◆ RECORDS SHOWN ◆
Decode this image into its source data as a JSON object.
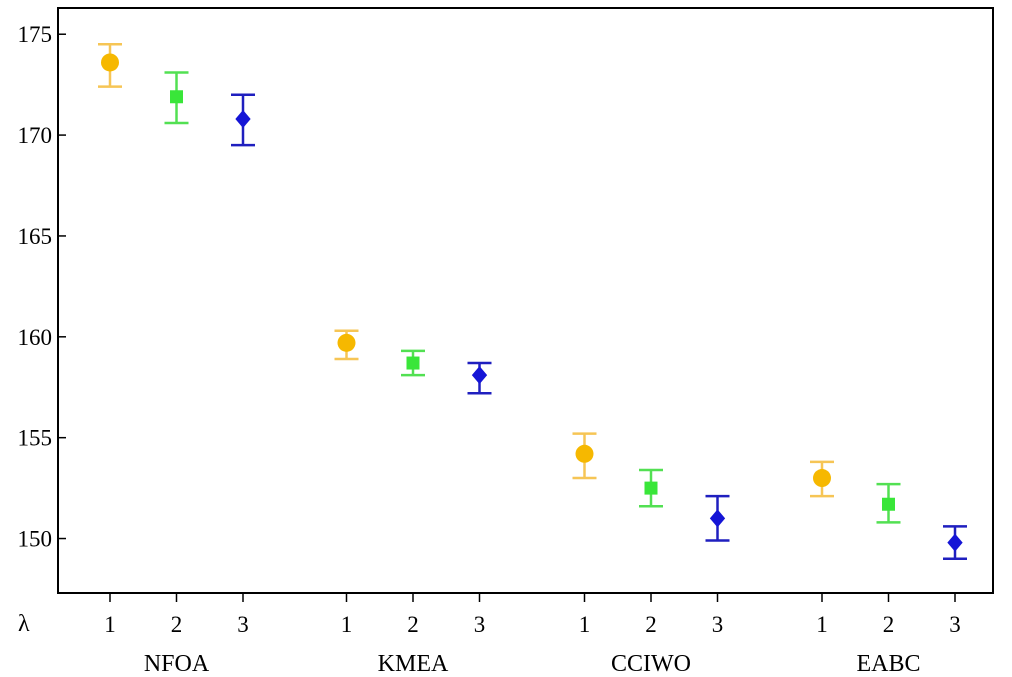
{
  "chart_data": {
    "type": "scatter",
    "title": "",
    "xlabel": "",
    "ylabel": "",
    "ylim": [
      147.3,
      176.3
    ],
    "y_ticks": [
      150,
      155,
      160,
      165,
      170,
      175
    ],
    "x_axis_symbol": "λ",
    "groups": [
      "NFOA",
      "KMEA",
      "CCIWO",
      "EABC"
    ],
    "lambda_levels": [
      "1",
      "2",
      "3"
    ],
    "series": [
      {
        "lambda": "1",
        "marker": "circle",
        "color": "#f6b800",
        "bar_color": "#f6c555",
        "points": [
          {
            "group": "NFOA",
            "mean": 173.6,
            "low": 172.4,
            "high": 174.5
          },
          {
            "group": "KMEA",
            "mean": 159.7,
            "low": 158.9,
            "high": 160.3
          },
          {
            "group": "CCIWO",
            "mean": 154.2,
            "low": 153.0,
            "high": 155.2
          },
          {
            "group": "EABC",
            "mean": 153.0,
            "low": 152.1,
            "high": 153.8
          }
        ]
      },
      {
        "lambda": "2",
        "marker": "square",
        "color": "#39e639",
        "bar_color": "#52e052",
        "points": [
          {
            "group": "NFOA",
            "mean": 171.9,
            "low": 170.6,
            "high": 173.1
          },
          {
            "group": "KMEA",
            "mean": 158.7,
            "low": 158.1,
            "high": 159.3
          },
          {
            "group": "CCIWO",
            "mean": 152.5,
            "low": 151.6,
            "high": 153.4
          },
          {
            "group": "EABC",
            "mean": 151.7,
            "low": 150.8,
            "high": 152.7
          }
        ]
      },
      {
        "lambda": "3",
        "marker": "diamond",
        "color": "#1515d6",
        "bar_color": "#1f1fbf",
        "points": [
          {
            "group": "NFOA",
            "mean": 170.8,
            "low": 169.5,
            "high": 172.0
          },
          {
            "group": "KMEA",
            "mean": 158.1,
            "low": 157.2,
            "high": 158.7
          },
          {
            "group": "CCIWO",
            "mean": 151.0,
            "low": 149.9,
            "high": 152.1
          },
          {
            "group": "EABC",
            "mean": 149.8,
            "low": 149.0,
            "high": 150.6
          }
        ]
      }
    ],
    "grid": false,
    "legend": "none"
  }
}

==

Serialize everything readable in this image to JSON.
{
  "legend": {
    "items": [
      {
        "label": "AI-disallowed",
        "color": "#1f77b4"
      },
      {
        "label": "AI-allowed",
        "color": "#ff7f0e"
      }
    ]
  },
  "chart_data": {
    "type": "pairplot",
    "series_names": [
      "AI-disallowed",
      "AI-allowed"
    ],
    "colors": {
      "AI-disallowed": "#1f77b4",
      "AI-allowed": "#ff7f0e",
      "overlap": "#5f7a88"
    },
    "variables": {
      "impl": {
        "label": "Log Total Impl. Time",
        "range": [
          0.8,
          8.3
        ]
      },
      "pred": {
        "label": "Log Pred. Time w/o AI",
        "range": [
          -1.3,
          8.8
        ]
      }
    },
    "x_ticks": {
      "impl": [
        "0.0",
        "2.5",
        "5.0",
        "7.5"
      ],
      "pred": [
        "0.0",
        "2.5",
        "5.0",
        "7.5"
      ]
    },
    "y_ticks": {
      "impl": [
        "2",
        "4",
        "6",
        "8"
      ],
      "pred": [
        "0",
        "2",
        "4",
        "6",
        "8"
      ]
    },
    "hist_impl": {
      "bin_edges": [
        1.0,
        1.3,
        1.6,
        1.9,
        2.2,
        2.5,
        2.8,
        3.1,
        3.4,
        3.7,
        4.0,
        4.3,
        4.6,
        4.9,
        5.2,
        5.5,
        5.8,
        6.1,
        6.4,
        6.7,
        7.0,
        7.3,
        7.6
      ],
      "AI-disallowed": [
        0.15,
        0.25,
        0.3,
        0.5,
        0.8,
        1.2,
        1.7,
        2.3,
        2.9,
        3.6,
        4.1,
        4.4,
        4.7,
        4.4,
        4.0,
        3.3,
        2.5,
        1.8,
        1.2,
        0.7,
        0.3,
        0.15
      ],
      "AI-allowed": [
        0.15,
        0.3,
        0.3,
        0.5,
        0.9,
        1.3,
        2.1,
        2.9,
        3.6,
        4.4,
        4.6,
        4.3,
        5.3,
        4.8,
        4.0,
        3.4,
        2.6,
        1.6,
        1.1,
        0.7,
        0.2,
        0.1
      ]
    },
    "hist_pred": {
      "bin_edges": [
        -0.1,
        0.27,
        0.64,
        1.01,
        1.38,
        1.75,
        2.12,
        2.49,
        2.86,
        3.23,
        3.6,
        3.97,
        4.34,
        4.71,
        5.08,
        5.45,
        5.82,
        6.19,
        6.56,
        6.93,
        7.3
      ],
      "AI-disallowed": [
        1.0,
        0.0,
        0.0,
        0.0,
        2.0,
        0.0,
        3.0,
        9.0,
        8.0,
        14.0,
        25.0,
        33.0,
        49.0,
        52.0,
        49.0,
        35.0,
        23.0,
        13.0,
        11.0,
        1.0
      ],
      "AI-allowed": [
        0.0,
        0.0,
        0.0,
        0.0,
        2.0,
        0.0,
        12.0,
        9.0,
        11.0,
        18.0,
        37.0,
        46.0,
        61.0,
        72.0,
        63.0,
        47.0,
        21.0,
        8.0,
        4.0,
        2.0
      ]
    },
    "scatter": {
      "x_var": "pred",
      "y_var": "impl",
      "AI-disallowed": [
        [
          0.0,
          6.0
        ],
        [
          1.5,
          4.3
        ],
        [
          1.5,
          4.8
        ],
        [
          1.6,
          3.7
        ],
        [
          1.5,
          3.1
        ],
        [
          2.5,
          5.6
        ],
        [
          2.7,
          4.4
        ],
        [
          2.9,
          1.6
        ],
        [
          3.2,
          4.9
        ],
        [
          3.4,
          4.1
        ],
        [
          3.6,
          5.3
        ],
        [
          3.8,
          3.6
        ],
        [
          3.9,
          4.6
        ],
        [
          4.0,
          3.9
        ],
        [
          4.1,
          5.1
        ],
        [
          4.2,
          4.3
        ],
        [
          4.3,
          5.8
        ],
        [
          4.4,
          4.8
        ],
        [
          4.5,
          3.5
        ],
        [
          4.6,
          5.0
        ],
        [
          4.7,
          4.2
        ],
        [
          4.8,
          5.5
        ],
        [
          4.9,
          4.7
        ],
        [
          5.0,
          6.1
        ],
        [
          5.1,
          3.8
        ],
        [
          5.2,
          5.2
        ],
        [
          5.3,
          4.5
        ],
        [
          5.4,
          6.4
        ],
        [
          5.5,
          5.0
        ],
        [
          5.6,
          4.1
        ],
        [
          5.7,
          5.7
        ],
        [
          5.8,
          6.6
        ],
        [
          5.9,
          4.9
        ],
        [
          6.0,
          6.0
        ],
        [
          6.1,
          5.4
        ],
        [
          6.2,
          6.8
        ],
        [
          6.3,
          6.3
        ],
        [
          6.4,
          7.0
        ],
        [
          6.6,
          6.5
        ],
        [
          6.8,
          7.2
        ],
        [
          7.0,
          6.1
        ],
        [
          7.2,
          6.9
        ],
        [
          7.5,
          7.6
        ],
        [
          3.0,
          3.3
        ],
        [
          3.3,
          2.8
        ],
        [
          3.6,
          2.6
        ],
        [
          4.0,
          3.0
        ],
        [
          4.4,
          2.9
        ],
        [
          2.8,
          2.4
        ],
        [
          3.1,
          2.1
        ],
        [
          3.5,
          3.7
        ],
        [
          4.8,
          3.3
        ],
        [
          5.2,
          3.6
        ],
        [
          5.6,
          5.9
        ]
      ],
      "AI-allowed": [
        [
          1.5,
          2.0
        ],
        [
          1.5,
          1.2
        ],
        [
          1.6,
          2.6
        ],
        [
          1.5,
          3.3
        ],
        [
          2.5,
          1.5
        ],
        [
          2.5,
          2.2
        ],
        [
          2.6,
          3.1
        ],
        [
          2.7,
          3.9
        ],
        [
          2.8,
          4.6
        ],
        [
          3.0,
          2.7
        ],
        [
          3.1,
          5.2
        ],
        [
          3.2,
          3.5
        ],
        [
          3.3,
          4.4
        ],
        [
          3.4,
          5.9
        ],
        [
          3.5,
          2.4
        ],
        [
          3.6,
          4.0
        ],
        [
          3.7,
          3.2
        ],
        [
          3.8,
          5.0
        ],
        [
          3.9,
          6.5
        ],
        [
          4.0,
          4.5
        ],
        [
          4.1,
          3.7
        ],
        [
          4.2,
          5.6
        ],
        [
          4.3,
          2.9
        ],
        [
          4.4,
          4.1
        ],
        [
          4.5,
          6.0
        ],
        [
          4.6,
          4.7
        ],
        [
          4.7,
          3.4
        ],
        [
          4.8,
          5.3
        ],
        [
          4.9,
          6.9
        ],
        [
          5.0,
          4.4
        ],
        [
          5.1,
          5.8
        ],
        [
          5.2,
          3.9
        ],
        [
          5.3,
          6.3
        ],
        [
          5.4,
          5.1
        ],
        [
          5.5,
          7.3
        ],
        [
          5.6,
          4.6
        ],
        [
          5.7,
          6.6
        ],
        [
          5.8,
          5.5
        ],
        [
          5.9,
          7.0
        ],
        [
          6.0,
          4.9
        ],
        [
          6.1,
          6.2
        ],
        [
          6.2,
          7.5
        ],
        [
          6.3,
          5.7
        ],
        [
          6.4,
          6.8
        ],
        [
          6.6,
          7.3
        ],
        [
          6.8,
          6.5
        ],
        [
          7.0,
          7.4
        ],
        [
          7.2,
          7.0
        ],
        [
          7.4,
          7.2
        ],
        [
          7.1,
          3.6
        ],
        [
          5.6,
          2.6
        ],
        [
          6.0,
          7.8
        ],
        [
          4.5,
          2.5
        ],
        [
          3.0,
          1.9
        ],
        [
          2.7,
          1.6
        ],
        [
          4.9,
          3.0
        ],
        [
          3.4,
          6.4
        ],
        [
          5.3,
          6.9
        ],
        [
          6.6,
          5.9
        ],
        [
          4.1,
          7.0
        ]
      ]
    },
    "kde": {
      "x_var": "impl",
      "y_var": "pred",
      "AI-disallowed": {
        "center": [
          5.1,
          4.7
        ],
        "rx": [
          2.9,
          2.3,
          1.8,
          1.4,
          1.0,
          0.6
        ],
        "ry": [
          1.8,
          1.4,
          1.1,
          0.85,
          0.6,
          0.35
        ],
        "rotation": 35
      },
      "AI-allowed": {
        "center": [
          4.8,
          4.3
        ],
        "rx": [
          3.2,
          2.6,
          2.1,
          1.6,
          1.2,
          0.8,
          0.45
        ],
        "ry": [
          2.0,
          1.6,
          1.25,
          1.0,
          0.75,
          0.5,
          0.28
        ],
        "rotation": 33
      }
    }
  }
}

◆ TO BE DONE ◆
Return each full line of the entries that contains the word "this".

◆ WRITTEN RESPONSE ◆
Decode this image into its source data as a JSON object.
Serialize everything readable in this image to JSON.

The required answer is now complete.